Set down the material below in full, matching it exactly.
╭─ SOURCE DATA
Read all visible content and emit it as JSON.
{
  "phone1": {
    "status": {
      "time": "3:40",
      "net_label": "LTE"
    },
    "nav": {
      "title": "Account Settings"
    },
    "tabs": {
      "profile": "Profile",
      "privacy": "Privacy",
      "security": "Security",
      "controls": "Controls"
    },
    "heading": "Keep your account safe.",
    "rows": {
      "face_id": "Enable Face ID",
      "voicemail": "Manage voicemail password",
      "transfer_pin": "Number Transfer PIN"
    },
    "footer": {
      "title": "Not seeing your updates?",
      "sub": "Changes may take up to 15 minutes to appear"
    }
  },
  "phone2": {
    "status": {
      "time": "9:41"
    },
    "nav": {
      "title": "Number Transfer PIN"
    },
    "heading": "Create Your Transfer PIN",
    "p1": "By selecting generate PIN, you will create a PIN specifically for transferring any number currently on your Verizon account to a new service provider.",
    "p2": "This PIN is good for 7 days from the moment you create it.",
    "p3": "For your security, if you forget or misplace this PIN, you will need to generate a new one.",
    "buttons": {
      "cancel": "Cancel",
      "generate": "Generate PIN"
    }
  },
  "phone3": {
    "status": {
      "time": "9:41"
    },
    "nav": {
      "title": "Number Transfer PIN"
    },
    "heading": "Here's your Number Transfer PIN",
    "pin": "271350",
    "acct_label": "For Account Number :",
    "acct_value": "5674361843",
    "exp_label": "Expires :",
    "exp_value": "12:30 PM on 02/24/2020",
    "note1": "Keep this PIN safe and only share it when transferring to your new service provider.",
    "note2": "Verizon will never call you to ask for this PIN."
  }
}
╰─
• **ANSWER TO THE EXERCISE**
Read all visible content and emit it as JSON.
{
  "phone1": {
    "status": {
      "time": "3:40",
      "net_label": "LTE"
    },
    "nav": {
      "title": "Account Settings"
    },
    "tabs": {
      "profile": "Profile",
      "privacy": "Privacy",
      "security": "Security",
      "controls": "Controls"
    },
    "heading": "Keep your account safe.",
    "rows": {
      "face_id": "Enable Face ID",
      "voicemail": "Manage voicemail password",
      "transfer_pin": "Number Transfer PIN"
    },
    "footer": {
      "title": "Not seeing your updates?",
      "sub": "Changes may take up to 15 minutes to appear"
    }
  },
  "phone2": {
    "status": {
      "time": "9:41"
    },
    "nav": {
      "title": "Number Transfer PIN"
    },
    "heading": "Create Your Transfer PIN",
    "p1": "By selecting generate PIN, you will create a PIN specifically for transferring any number currently on your Verizon account to a new service provider.",
    "p2": "This PIN is good for 7 days from the moment you create it.",
    "p3": "For your security, if you forget or misplace this PIN, you will need to generate a new one.",
    "buttons": {
      "cancel": "Cancel",
      "generate": "Generate PIN"
    }
  },
  "phone3": {
    "status": {
      "time": "9:41"
    },
    "nav": {
      "title": "Number Transfer PIN"
    },
    "heading": "Here's your Number Transfer PIN",
    "pin": "271350",
    "acct_label": "For Account Number :",
    "acct_value": "5674361843",
    "exp_label": "Expires :",
    "exp_value": "12:30 PM on 02/24/2020",
    "note1": "Keep this PIN safe and only share it when transferring to your new service provider.",
    "note2": "Verizon will never call you to ask for this PIN."
  }
}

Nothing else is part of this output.